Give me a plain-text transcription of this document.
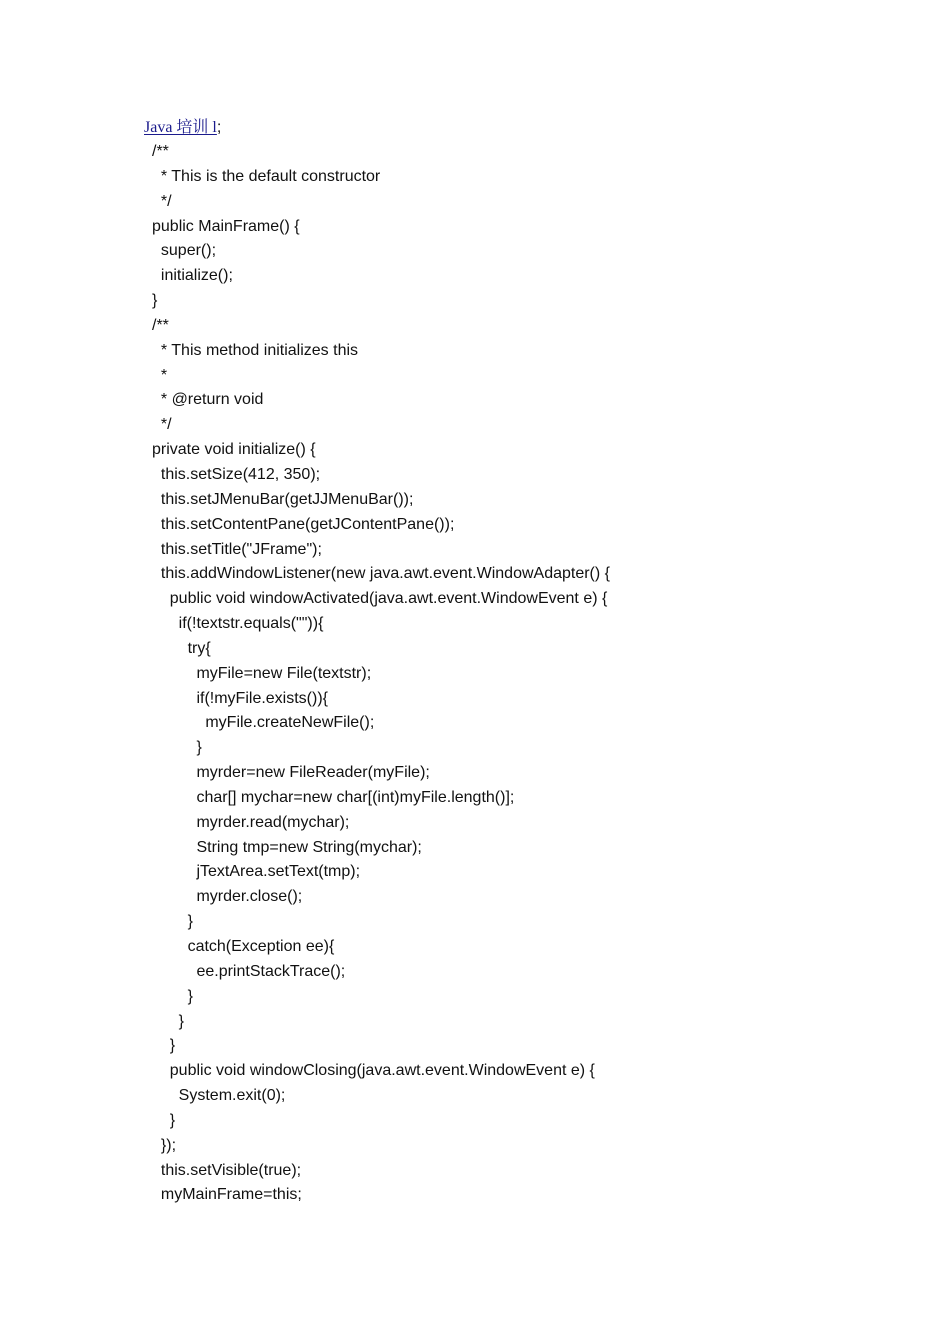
Java 培训 l;
/**
* This is the default constructor
*/
public MainFrame() {
super();
initialize();
}
/**
* This method initializes this
*
* @return void
*/
private void initialize() {
this.setSize(412, 350);
this.setJMenuBar(getJJMenuBar());
this.setContentPane(getJContentPane());
this.setTitle("JFrame");
this.addWindowListener(new java.awt.event.WindowAdapter() {
public void windowActivated(java.awt.event.WindowEvent e) {
if(!textstr.equals("")){
try{
myFile=new File(textstr);
if(!myFile.exists()){
myFile.createNewFile();
}
myrder=new FileReader(myFile);
char[] mychar=new char[(int)myFile.length()];
myrder.read(mychar);
String tmp=new String(mychar);
jTextArea.setText(tmp);
myrder.close();
}
catch(Exception ee){
ee.printStackTrace();
}
}
}
public void windowClosing(java.awt.event.WindowEvent e) {
System.exit(0);
}
});
this.setVisible(true);
myMainFrame=this;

_____

**Work required:**
Write out the records above once more, word for word, with no pictures.

**Output below:**
Give me a plain-text transcription of this document.
Java 培训 l;
/**
* This is the default constructor
*/
public MainFrame() {
super();
initialize();
}
/**
* This method initializes this
*
* @return void
*/
private void initialize() {
this.setSize(412, 350);
this.setJMenuBar(getJJMenuBar());
this.setContentPane(getJContentPane());
this.setTitle("JFrame");
this.addWindowListener(new java.awt.event.WindowAdapter() {
public void windowActivated(java.awt.event.WindowEvent e) {
if(!textstr.equals("")){
try{
myFile=new File(textstr);
if(!myFile.exists()){
myFile.createNewFile();
}
myrder=new FileReader(myFile);
char[] mychar=new char[(int)myFile.length()];
myrder.read(mychar);
String tmp=new String(mychar);
jTextArea.setText(tmp);
myrder.close();
}
catch(Exception ee){
ee.printStackTrace();
}
}
}
public void windowClosing(java.awt.event.WindowEvent e) {
System.exit(0);
}
});
this.setVisible(true);
myMainFrame=this;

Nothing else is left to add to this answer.